▶ RECORDS PROVIDED:
════════
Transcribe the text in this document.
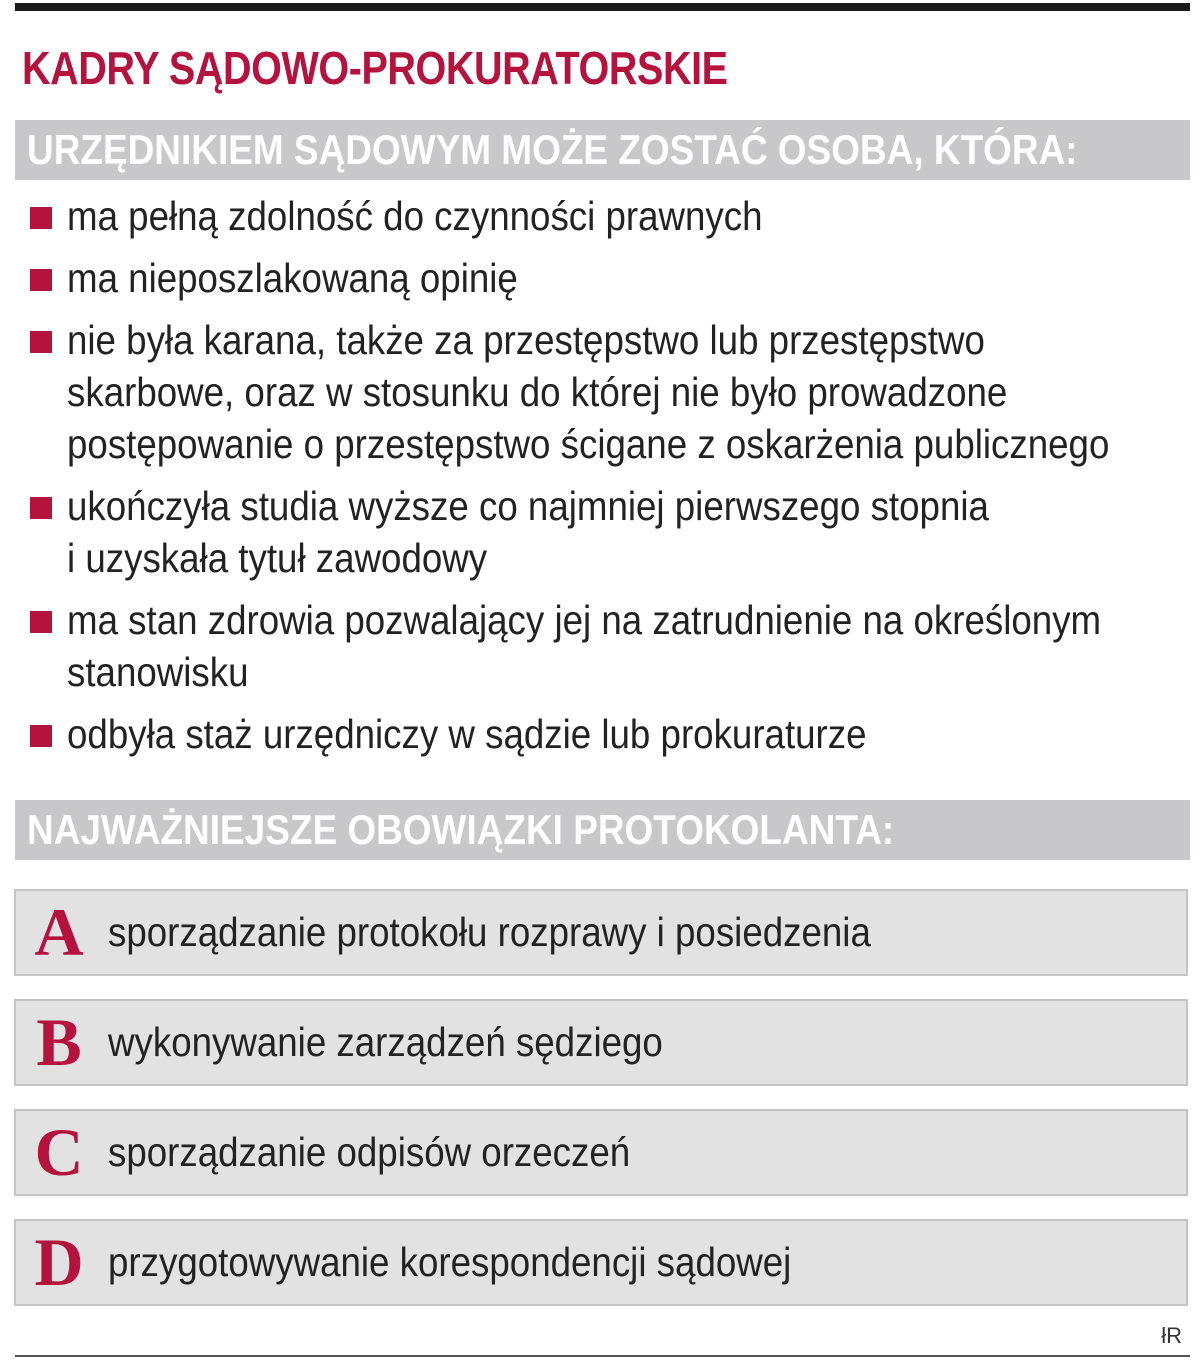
KADRY SĄDOWO-PROKURATORSKIE
URZĘDNIKIEM SĄDOWYM MOŻE ZOSTAĆ OSOBA, KTÓRA:
ma pełną zdolność do czynności prawnych
ma nieposzlakowaną opinię
nie była karana, także za przestępstwo lub przestępstwo
skarbowe, oraz w stosunku do której nie było prowadzone
postępowanie o przestępstwo ścigane z oskarżenia publicznego
ukończyła studia wyższe co najmniej pierwszego stopnia
i uzyskała tytuł zawodowy
ma stan zdrowia pozwalający jej na zatrudnienie na określonym
stanowisku
odbyła staż urzędniczy w sądzie lub prokuraturze
NAJWAŻNIEJSZE OBOWIĄZKI PROTOKOLANTA:
A sporządzanie protokołu rozprawy i posiedzenia
B wykonywanie zarządzeń sędziego
C sporządzanie odpisów orzeczeń
D przygotowywanie korespondencji sądowej
łR
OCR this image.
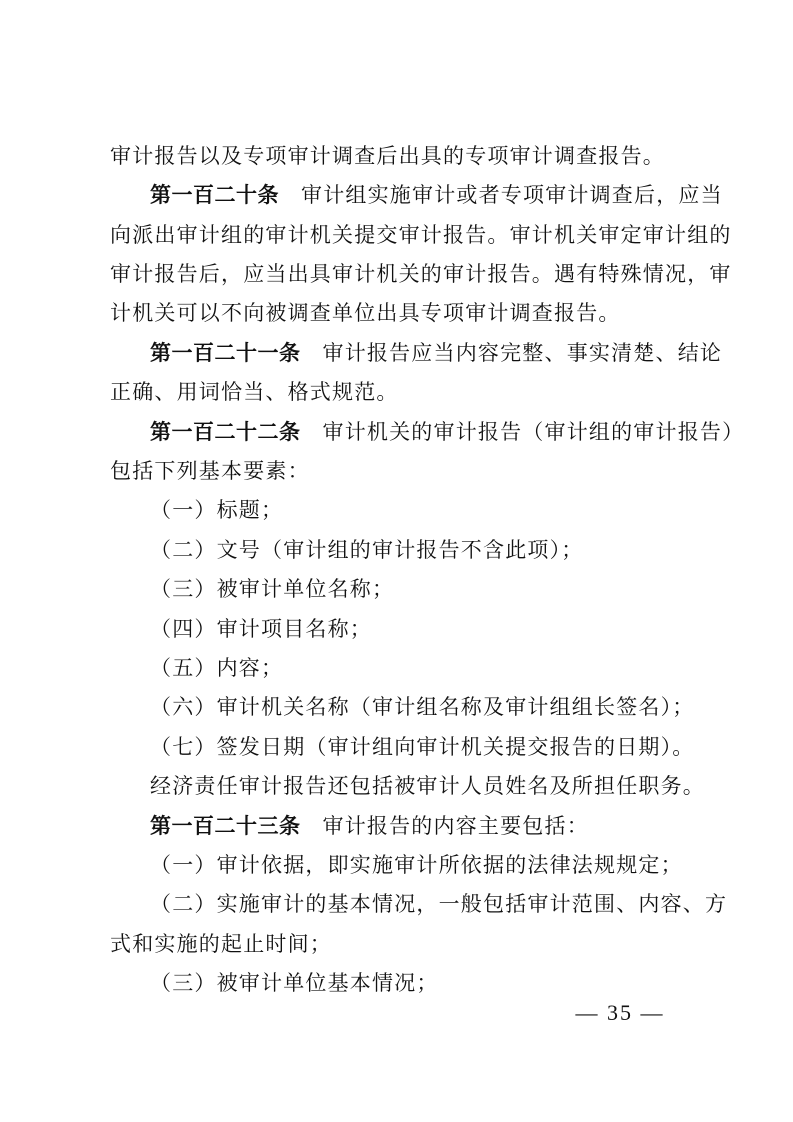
审计报告以及专项审计调查后出具的专项审计调查报告。
第一百二十条 审计组实施审计或者专项审计调查后，应当
向派出审计组的审计机关提交审计报告。审计机关审定审计组的
审计报告后，应当出具审计机关的审计报告。遇有特殊情况，审
计机关可以不向被调查单位出具专项审计调查报告。
第一百二十一条 审计报告应当内容完整、事实清楚、结论
正确、用词恰当、格式规范。
第一百二十二条 审计机关的审计报告（审计组的审计报告）
包括下列基本要素：
（一）标题；
（二）文号（审计组的审计报告不含此项）；
（三）被审计单位名称；
（四）审计项目名称；
（五）内容；
（六）审计机关名称（审计组名称及审计组组长签名）；
（七）签发日期（审计组向审计机关提交报告的日期）。
经济责任审计报告还包括被审计人员姓名及所担任职务。
第一百二十三条 审计报告的内容主要包括：
（一）审计依据，即实施审计所依据的法律法规规定；
（二）实施审计的基本情况，一般包括审计范围、内容、方
式和实施的起止时间；
（三）被审计单位基本情况；
— 35 —
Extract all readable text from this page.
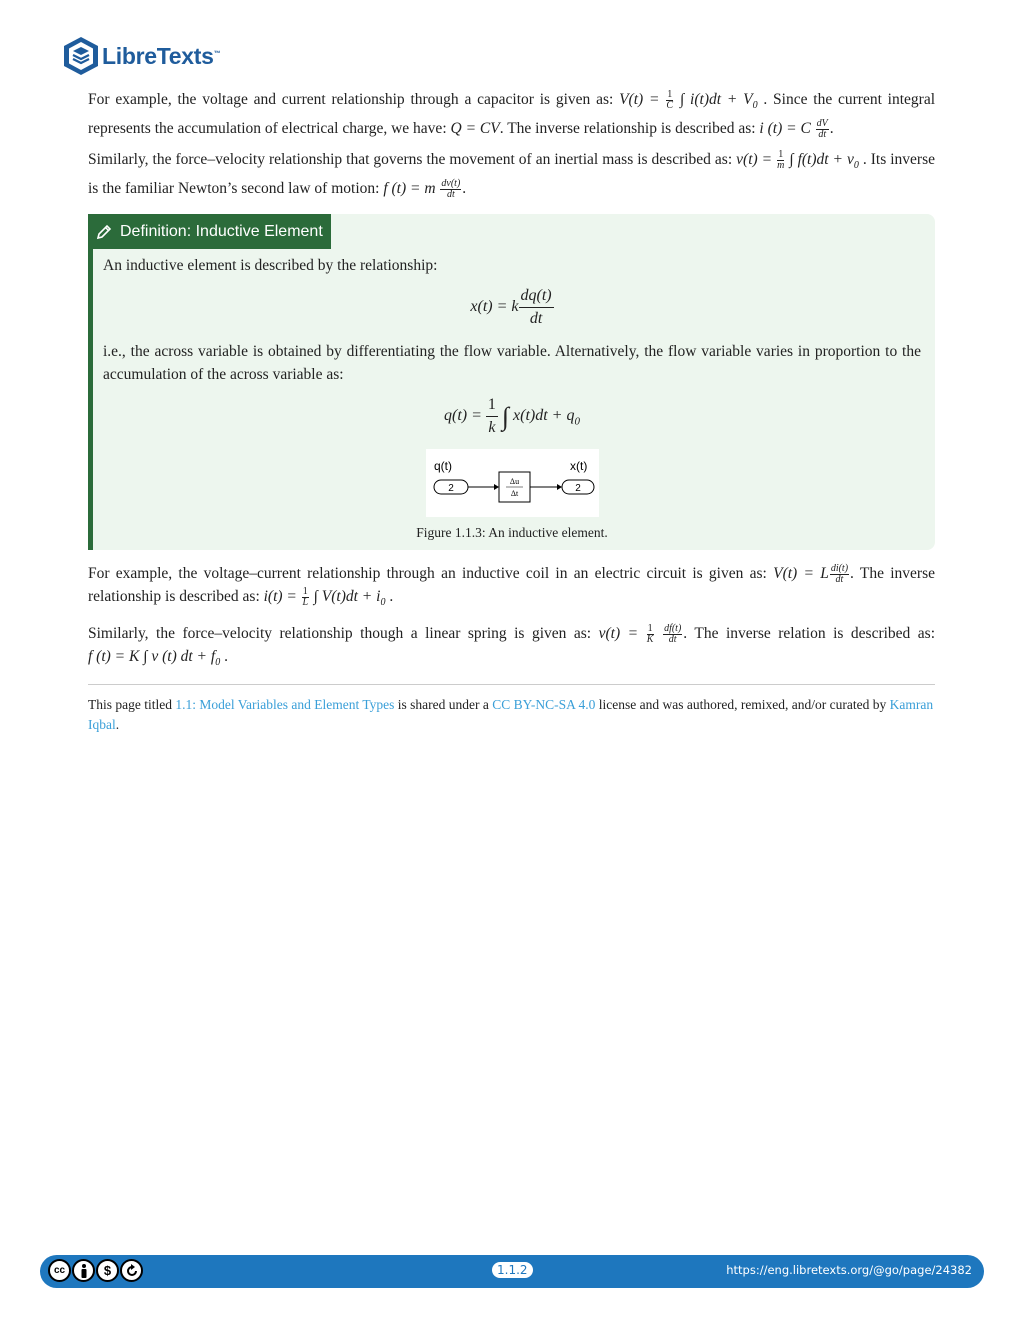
LibreTexts™

For example, the voltage and current relationship through a capacitor is given as: $V(t) = \frac{1}{C}$ ∫ $i(t)dt + V_0$ . Since the current integral represents the accumulation of electrical charge, we have: Q = CV. The inverse relationship is described as: i (t) = C $\frac{dV}{dt}$ .

Similarly, the force–velocity relationship that governs the movement of an inertial mass is described as: $v(t) = \frac{1}{m}$ ∫ $f(t)dt + v_0$ . Its inverse is the familiar Newton’s second law of motion: f (t) = m $\frac{dv(t)}{dt}$ .

Definition: Inductive Element

An inductive element is described by the relationship:

x(t) = k $\frac{dq(t)}{dt}$

i.e., the across variable is obtained by differentiating the flow variable. Alternatively, the flow variable varies in proportion to the accumulation of the across variable as:

$q(t) = \frac{1}{k}$ ∫ $x(t)dt + q_0$
q(t)	x(t)
2
Δu
Δt	2
Figure 1.1.3: An inductive element.

For example, the voltage–current relationship through an inductive coil in an electric circuit is given as: V(t) = L $\frac{di(t)}{dt}$ . The inverse relationship is described as: $i(t) = \frac{1}{L}$ ∫ $V(t)dt + i_0$ .

Similarly, the force–velocity relationship though a linear spring is given as: $v(t) = \frac{1}{K}$
$\frac{df(t)}{dt}$ . The inverse relation is described as: f (t) = K ∫ v (t) dt + $f_0$ .

This page titled 1.1: Model Variables and Element Types is shared under a CC BY-NC-SA 4.0 license and was authored, remixed, and/or curated by Kamran Iqbal.
cc	$	1.1.2	https://eng.libretexts.org/@go/page/24382
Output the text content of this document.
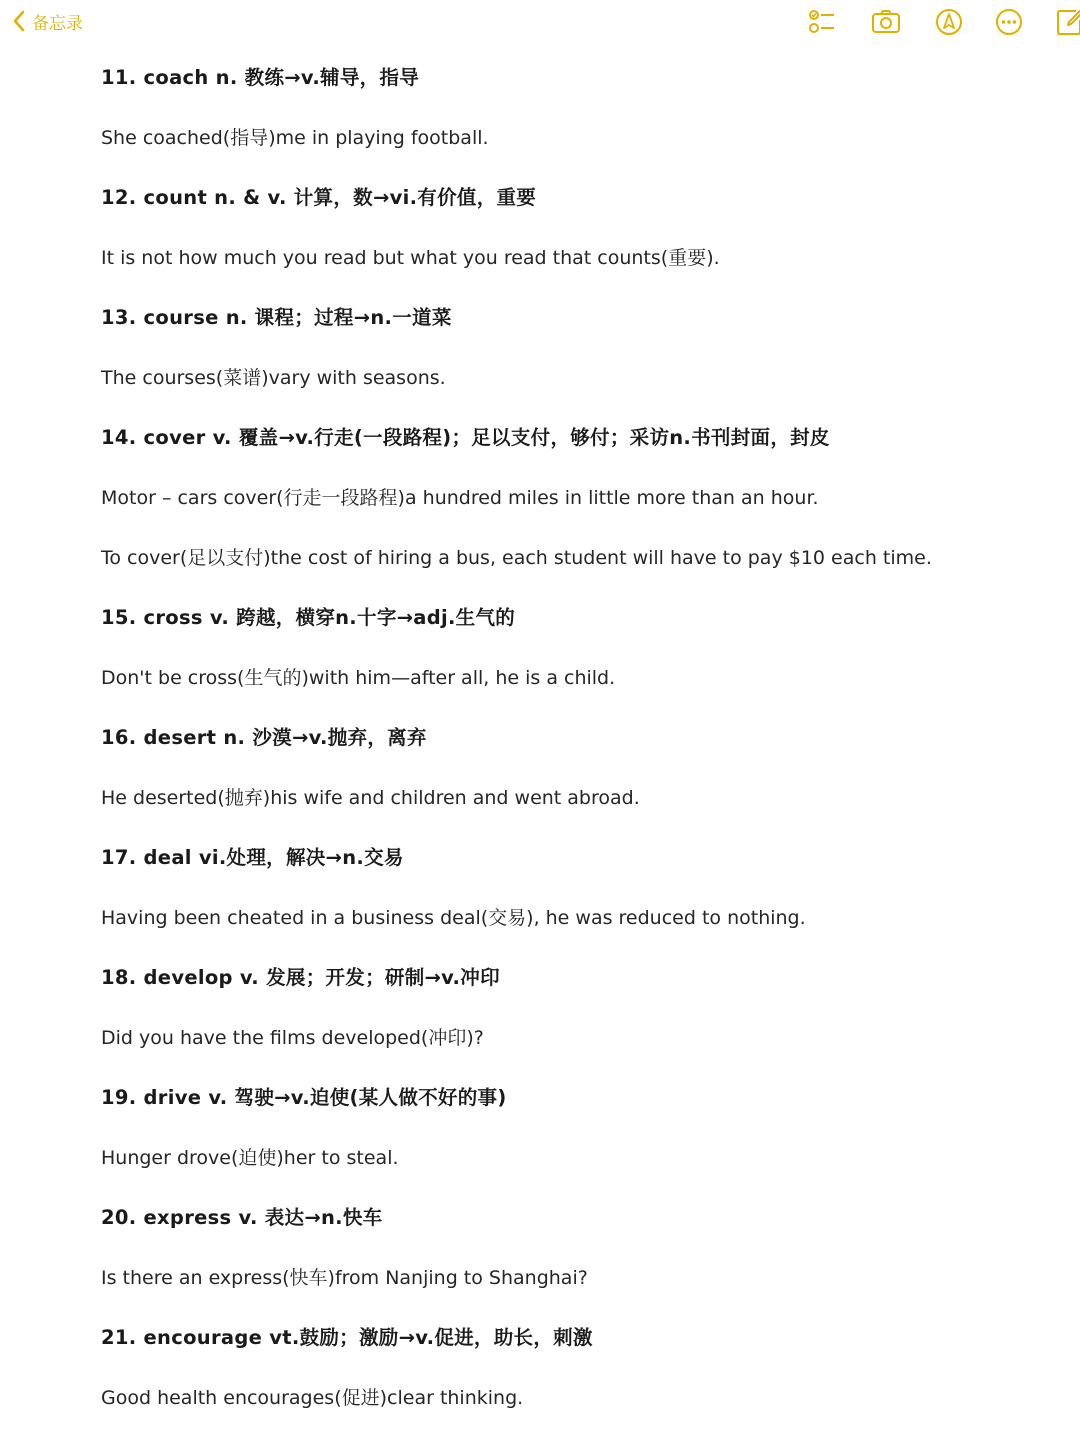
备忘录
11. coach n. 教练→v.辅导，指导
She coached(指导)me in playing football.
12. count n. & v. 计算，数→vi.有价值，重要
It is not how much you read but what you read that counts(重要).
13. course n. 课程；过程→n.一道菜
The courses(菜谱)vary with seasons.
14. cover v. 覆盖→v.行走(一段路程)；足以支付，够付；采访n.书刊封面，封皮
Motor – cars cover(行走一段路程)a hundred miles in little more than an hour.
To cover(足以支付)the cost of hiring a bus, each student will have to pay $10 each time.
15. cross v. 跨越，横穿n.十字→adj.生气的
Don't be cross(生气的)with him—after all, he is a child.
16. desert n. 沙漠→v.抛弃，离弃
He deserted(抛弃)his wife and children and went abroad.
17. deal vi.处理，解决→n.交易
Having been cheated in a business deal(交易), he was reduced to nothing.
18. develop v. 发展；开发；研制→v.冲印
Did you have the films developed(冲印)?
19. drive v. 驾驶→v.迫使(某人做不好的事)
Hunger drove(迫使)her to steal.
20. express v. 表达→n.快车
Is there an express(快车)from Nanjing to Shanghai?
21. encourage vt.鼓励；激励→v.促进，助长，刺激
Good health encourages(促进)clear thinking.
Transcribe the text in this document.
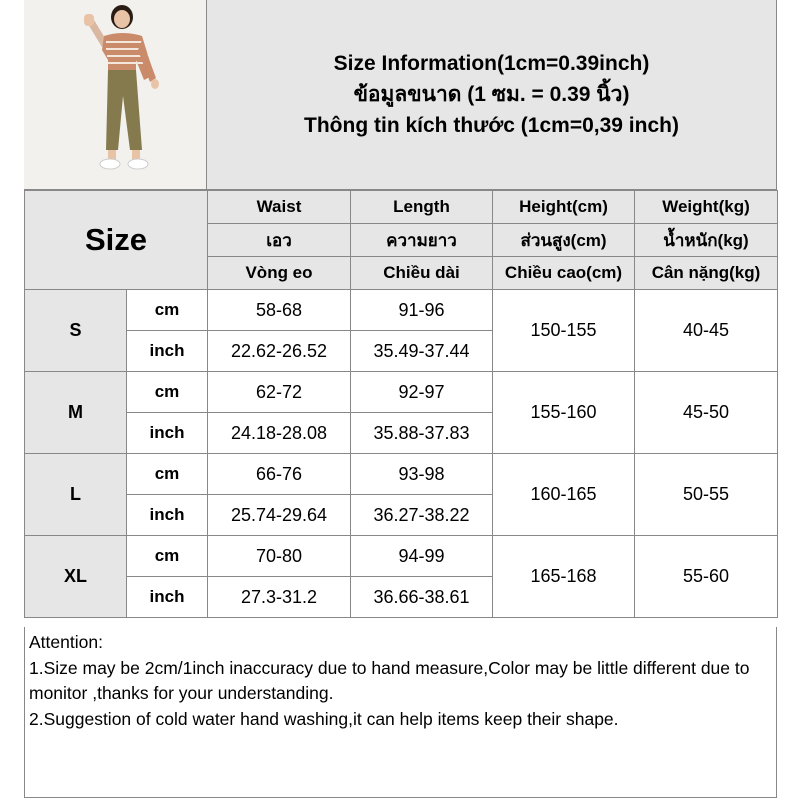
Size Information(1cm=0.39inch)
ข้อมูลขนาด (1 ซม. = 0.39 นิ้ว)
Thông tin kích thước (1cm=0,39 inch)
Size		Waist	Length	Height(cm)	Weight(kg)
		เอว	ความยาว	ส่วนสูง(cm)	น้ำหนัก(kg)
		Vòng eo	Chiều dài	Chiều cao(cm)	Cân nặng(kg)
S	cm	58-68	91-96	150-155	40-45
	inch	22.62-26.52	35.49-37.44		
M	cm	62-72	92-97	155-160	45-50
	inch	24.18-28.08	35.88-37.83		
L	cm	66-76	93-98	160-165	50-55
	inch	25.74-29.64	36.27-38.22		
XL	cm	70-80	94-99	165-168	55-60
	inch	27.3-31.2	36.66-38.61		

Attention:

1.Size may be 2cm/1inch inaccuracy due to hand measure,Color may be little different due to monitor ,thanks for your understanding.

2.Suggestion of cold water hand washing,it can help items keep their shape.
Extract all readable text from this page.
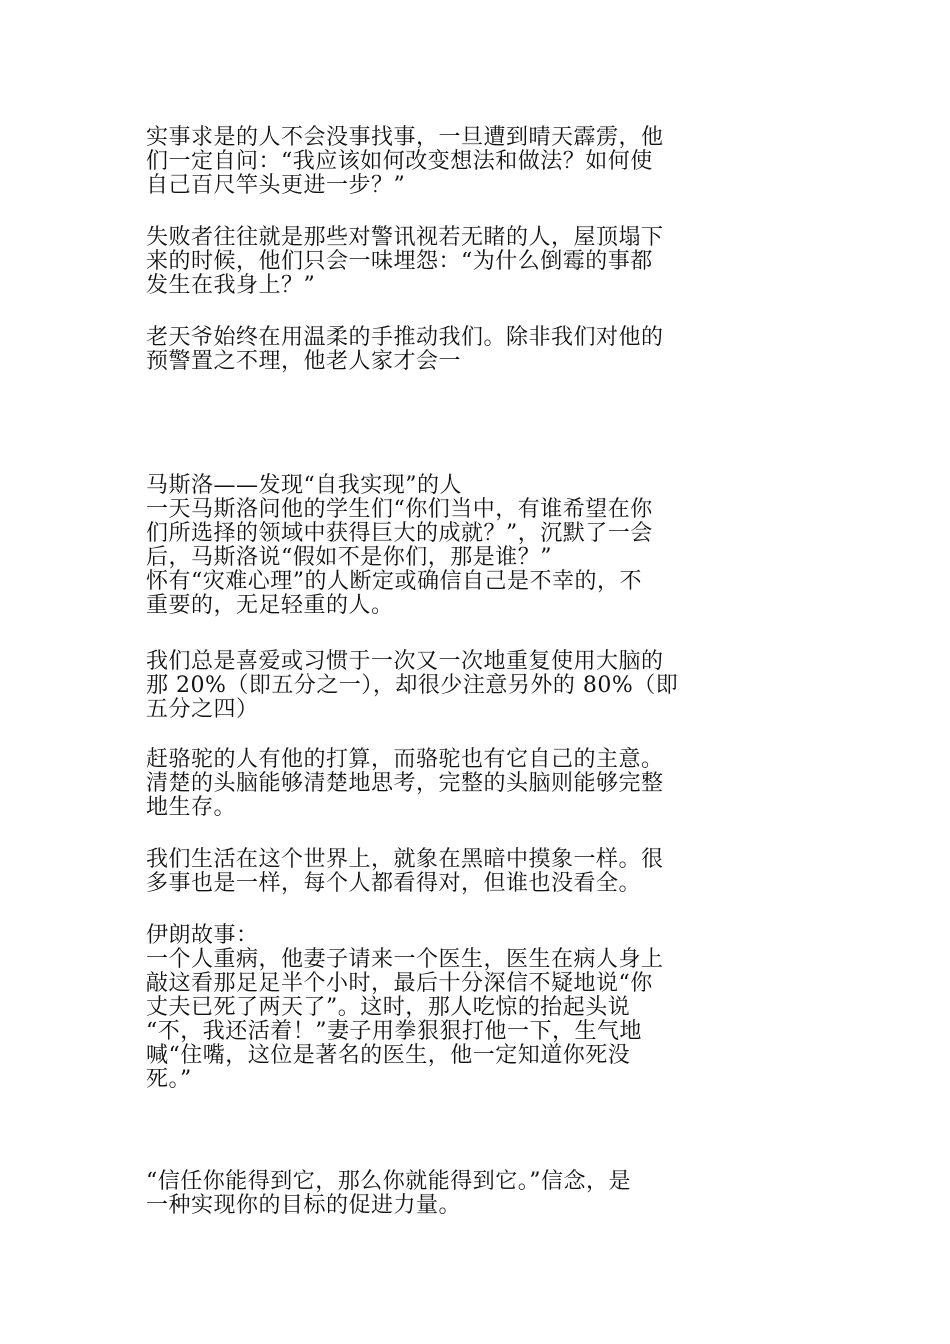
实事求是的人不会没事找事，一旦遭到晴天霹雳，他

们一定自问：“我应该如何改变想法和做法？如何使

自己百尺竿头更进一步？”

失败者往往就是那些对警讯视若无睹的人，屋顶塌下

来的时候，他们只会一味埋怨：“为什么倒霉的事都

发生在我身上？”

老天爷始终在用温柔的手推动我们。除非我们对他的

预警置之不理，他老人家才会一

马斯洛——发现“自我实现”的人

一天马斯洛问他的学生们“你们当中，有谁希望在你

们所选择的领域中获得巨大的成就？”，沉默了一会

后，马斯洛说“假如不是你们，那是谁？”

怀有“灾难心理”的人断定或确信自己是不幸的，不

重要的，无足轻重的人。

我们总是喜爱或习惯于一次又一次地重复使用大脑的

那 20%（即五分之一），却很少注意另外的 80%（即

五分之四）

赶骆驼的人有他的打算，而骆驼也有它自己的主意。

清楚的头脑能够清楚地思考，完整的头脑则能够完整

地生存。

我们生活在这个世界上，就象在黑暗中摸象一样。很

多事也是一样，每个人都看得对，但谁也没看全。

伊朗故事：

一个人重病，他妻子请来一个医生，医生在病人身上

敲这看那足足半个小时，最后十分深信不疑地说“你

丈夫已死了两天了”。这时，那人吃惊的抬起头说

“不，我还活着！”妻子用拳狠狠打他一下，生气地

喊“住嘴，这位是著名的医生，他一定知道你死没

死。”

“信任你能得到它，那么你就能得到它。”信念，是

一种实现你的目标的促进力量。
════════
▶ GIVEN INSTRUCTION: Compute the number of lines above that contain the string "accumulation". Reply with that value only.

▶ ANSWER TO THIS PROBLEM: 2